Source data
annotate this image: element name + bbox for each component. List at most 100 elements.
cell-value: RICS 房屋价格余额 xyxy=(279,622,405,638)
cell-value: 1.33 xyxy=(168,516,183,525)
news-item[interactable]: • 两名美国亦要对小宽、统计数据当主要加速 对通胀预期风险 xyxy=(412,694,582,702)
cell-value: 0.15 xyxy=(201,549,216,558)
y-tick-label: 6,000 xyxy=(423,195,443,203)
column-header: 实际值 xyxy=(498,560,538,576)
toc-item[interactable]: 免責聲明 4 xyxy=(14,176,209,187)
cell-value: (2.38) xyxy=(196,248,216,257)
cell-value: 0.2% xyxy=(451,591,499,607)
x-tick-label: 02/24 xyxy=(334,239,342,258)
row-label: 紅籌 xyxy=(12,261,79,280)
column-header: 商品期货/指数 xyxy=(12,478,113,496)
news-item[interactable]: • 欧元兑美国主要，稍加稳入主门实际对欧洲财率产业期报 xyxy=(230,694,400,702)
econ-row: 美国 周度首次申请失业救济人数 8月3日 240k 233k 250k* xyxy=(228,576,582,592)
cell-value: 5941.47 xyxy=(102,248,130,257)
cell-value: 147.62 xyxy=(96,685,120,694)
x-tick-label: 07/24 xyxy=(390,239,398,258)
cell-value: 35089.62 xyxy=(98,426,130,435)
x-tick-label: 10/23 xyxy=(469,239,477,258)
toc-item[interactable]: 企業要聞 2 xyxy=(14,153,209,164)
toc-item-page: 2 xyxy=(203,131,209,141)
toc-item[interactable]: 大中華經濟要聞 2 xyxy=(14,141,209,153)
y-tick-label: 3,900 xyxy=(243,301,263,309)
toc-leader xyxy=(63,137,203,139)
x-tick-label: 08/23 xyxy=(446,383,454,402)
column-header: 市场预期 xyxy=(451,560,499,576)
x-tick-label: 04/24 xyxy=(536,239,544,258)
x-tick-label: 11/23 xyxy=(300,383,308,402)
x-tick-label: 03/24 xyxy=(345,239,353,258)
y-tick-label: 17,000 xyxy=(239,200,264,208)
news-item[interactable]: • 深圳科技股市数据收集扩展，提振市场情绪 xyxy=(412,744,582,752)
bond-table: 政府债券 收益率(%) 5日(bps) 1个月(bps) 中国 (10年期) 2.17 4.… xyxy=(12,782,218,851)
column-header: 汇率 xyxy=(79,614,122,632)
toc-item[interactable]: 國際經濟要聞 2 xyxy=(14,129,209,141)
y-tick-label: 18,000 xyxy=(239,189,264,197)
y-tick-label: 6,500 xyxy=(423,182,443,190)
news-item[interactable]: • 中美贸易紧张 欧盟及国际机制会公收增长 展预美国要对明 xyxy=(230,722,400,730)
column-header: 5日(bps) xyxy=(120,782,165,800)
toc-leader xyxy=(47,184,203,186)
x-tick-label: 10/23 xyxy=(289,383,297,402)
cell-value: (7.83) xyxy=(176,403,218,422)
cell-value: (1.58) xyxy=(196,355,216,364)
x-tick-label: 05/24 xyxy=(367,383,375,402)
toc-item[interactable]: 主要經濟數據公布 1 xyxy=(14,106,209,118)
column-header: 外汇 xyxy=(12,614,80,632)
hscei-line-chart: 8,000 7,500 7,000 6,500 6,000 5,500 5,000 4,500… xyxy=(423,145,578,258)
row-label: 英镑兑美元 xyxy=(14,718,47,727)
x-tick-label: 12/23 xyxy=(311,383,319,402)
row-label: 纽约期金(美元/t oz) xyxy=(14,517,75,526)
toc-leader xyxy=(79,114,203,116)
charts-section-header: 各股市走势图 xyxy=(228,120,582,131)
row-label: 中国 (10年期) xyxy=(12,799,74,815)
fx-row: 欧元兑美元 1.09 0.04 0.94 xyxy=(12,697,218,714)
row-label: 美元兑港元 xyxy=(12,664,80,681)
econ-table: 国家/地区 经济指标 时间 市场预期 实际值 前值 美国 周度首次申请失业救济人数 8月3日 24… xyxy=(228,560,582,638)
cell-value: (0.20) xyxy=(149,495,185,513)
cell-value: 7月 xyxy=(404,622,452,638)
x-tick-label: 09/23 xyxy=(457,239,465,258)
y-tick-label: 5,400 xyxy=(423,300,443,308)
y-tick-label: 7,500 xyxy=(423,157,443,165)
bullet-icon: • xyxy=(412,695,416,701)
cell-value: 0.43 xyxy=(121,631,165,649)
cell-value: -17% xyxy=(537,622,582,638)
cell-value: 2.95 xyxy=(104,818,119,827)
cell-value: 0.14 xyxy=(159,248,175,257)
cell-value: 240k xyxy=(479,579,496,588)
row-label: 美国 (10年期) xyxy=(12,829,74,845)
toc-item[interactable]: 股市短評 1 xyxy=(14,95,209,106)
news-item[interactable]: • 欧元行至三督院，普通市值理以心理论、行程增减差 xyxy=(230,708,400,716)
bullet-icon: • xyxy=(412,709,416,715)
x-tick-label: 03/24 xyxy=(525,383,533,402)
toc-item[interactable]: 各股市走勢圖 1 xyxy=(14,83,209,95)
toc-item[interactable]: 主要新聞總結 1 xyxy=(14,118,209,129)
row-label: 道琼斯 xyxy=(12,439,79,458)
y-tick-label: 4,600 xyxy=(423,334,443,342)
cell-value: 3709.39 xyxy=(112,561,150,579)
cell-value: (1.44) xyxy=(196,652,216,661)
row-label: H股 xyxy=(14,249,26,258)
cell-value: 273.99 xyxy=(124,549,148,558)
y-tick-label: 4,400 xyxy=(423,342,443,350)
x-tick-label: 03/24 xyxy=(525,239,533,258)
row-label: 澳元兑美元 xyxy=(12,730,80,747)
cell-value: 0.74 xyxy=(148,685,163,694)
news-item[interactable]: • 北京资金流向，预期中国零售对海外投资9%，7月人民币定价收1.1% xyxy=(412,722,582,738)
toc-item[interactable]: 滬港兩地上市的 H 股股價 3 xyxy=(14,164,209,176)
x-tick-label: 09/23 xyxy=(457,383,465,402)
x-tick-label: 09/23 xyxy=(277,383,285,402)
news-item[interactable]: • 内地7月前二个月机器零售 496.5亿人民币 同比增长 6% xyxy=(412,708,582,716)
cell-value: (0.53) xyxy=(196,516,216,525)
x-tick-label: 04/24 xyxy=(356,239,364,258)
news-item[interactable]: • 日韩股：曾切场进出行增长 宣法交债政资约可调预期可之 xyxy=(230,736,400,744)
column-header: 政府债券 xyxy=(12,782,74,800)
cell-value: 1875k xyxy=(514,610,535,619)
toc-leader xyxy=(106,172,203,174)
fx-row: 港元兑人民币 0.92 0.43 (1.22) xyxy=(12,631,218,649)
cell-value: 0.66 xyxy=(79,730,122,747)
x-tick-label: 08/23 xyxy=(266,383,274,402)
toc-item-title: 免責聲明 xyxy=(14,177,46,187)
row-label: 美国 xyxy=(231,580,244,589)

# What needs to be done:
Reproduce every line above word for word, with nothing left out and nothing changed.

# Output for this exercise:
annotate this image: element name + bbox for each component. List at most 100 elements.
cell-value: RICS 房屋价格余额 xyxy=(279,622,405,638)
cell-value: 1.33 xyxy=(168,516,183,525)
news-item[interactable]: • 两名美国亦要对小宽、统计数据当主要加速 对通胀预期风险 xyxy=(412,694,582,702)
cell-value: 0.15 xyxy=(201,549,216,558)
y-tick-label: 6,000 xyxy=(423,195,443,203)
column-header: 实际值 xyxy=(498,560,538,576)
toc-item[interactable]: 免責聲明 4 xyxy=(14,176,209,187)
cell-value: (2.38) xyxy=(196,248,216,257)
cell-value: 0.2% xyxy=(451,591,499,607)
x-tick-label: 02/24 xyxy=(334,239,342,258)
row-label: 紅籌 xyxy=(12,261,79,280)
column-header: 商品期货/指数 xyxy=(12,478,113,496)
news-item[interactable]: • 欧元兑美国主要，稍加稳入主门实际对欧洲财率产业期报 xyxy=(230,694,400,702)
econ-row: 美国 周度首次申请失业救济人数 8月3日 240k 233k 250k* xyxy=(228,576,582,592)
cell-value: 5941.47 xyxy=(102,248,130,257)
cell-value: 147.62 xyxy=(96,685,120,694)
x-tick-label: 07/24 xyxy=(390,239,398,258)
cell-value: 35089.62 xyxy=(98,426,130,435)
x-tick-label: 10/23 xyxy=(469,239,477,258)
toc-item[interactable]: 企業要聞 2 xyxy=(14,153,209,164)
toc-item-page: 2 xyxy=(203,131,209,141)
toc-item[interactable]: 大中華經濟要聞 2 xyxy=(14,141,209,153)
y-tick-label: 3,900 xyxy=(243,301,263,309)
toc-leader xyxy=(63,137,203,139)
x-tick-label: 08/23 xyxy=(446,383,454,402)
column-header: 市场预期 xyxy=(451,560,499,576)
x-tick-label: 04/24 xyxy=(536,239,544,258)
x-tick-label: 11/23 xyxy=(300,383,308,402)
x-tick-label: 03/24 xyxy=(345,239,353,258)
y-tick-label: 17,000 xyxy=(239,200,264,208)
news-item[interactable]: • 深圳科技股市数据收集扩展，提振市场情绪 xyxy=(412,744,582,752)
bond-table: 政府债券 收益率(%) 5日(bps) 1个月(bps) 中国 (10年期) 2.17 4.… xyxy=(12,782,218,851)
column-header: 汇率 xyxy=(79,614,122,632)
toc-item[interactable]: 國際經濟要聞 2 xyxy=(14,129,209,141)
y-tick-label: 18,000 xyxy=(239,189,264,197)
y-tick-label: 6,500 xyxy=(423,182,443,190)
news-item[interactable]: • 中美贸易紧张 欧盟及国际机制会公收增长 展预美国要对明 xyxy=(230,722,400,730)
column-header: 5日(bps) xyxy=(120,782,165,800)
toc-leader xyxy=(47,184,203,186)
x-tick-label: 10/23 xyxy=(289,383,297,402)
cell-value: (7.83) xyxy=(176,403,218,422)
cell-value: (1.58) xyxy=(196,355,216,364)
x-tick-label: 05/24 xyxy=(367,383,375,402)
toc-item[interactable]: 主要經濟數據公布 1 xyxy=(14,106,209,118)
column-header: 外汇 xyxy=(12,614,80,632)
hscei-line-chart: 8,000 7,500 7,000 6,500 6,000 5,500 5,000 4,500… xyxy=(423,145,578,258)
row-label: 英镑兑美元 xyxy=(14,718,47,727)
x-tick-label: 12/23 xyxy=(311,383,319,402)
row-label: 纽约期金(美元/t oz) xyxy=(14,517,75,526)
toc-leader xyxy=(79,114,203,116)
charts-section-header: 各股市走势图 xyxy=(228,120,582,131)
row-label: 中国 (10年期) xyxy=(12,799,74,815)
fx-row: 欧元兑美元 1.09 0.04 0.94 xyxy=(12,697,218,714)
row-label: 美元兑港元 xyxy=(12,664,80,681)
econ-table: 国家/地区 经济指标 时间 市场预期 实际值 前值 美国 周度首次申请失业救济人数 8月3日 24… xyxy=(228,560,582,638)
cell-value: (0.20) xyxy=(149,495,185,513)
cell-value: 7月 xyxy=(404,622,452,638)
x-tick-label: 09/23 xyxy=(457,239,465,258)
y-tick-label: 5,400 xyxy=(423,300,443,308)
y-tick-label: 7,500 xyxy=(423,157,443,165)
bullet-icon: • xyxy=(412,695,416,701)
cell-value: 0.43 xyxy=(121,631,165,649)
cell-value: -17% xyxy=(537,622,582,638)
cell-value: 2.95 xyxy=(104,818,119,827)
cell-value: 0.14 xyxy=(159,248,175,257)
cell-value: 240k xyxy=(479,579,496,588)
row-label: 美国 (10年期) xyxy=(12,829,74,845)
toc-item[interactable]: 股市短評 1 xyxy=(14,95,209,106)
news-item[interactable]: • 欧元行至三督院，普通市值理以心理论、行程增减差 xyxy=(230,708,400,716)
bullet-icon: • xyxy=(412,709,416,715)
x-tick-label: 03/24 xyxy=(525,383,533,402)
toc-item[interactable]: 各股市走勢圖 1 xyxy=(14,83,209,95)
toc-item[interactable]: 主要新聞總結 1 xyxy=(14,118,209,129)
row-label: 道琼斯 xyxy=(12,439,79,458)
y-tick-label: 4,600 xyxy=(423,334,443,342)
cell-value: 3709.39 xyxy=(112,561,150,579)
cell-value: (1.44) xyxy=(196,652,216,661)
row-label: H股 xyxy=(14,249,26,258)
cell-value: 273.99 xyxy=(124,549,148,558)
y-tick-label: 4,400 xyxy=(423,342,443,350)
x-tick-label: 03/24 xyxy=(525,239,533,258)
row-label: 澳元兑美元 xyxy=(12,730,80,747)
cell-value: 0.74 xyxy=(148,685,163,694)
news-item[interactable]: • 北京资金流向，预期中国零售对海外投资9%，7月人民币定价收1.1% xyxy=(412,722,582,738)
toc-item[interactable]: 滬港兩地上市的 H 股股價 3 xyxy=(14,164,209,176)
x-tick-label: 09/23 xyxy=(457,383,465,402)
x-tick-label: 09/23 xyxy=(277,383,285,402)
news-item[interactable]: • 内地7月前二个月机器零售 496.5亿人民币 同比增长 6% xyxy=(412,708,582,716)
cell-value: (0.53) xyxy=(196,516,216,525)
x-tick-label: 04/24 xyxy=(356,239,364,258)
news-item[interactable]: • 日韩股：曾切场进出行增长 宣法交债政资约可调预期可之 xyxy=(230,736,400,744)
column-header: 政府债券 xyxy=(12,782,74,800)
cell-value: 1875k xyxy=(514,610,535,619)
toc-leader xyxy=(106,172,203,174)
fx-row: 港元兑人民币 0.92 0.43 (1.22) xyxy=(12,631,218,649)
cell-value: 0.66 xyxy=(79,730,122,747)
x-tick-label: 08/23 xyxy=(266,383,274,402)
toc-item-title: 免責聲明 xyxy=(14,177,46,187)
row-label: 美国 xyxy=(231,580,244,589)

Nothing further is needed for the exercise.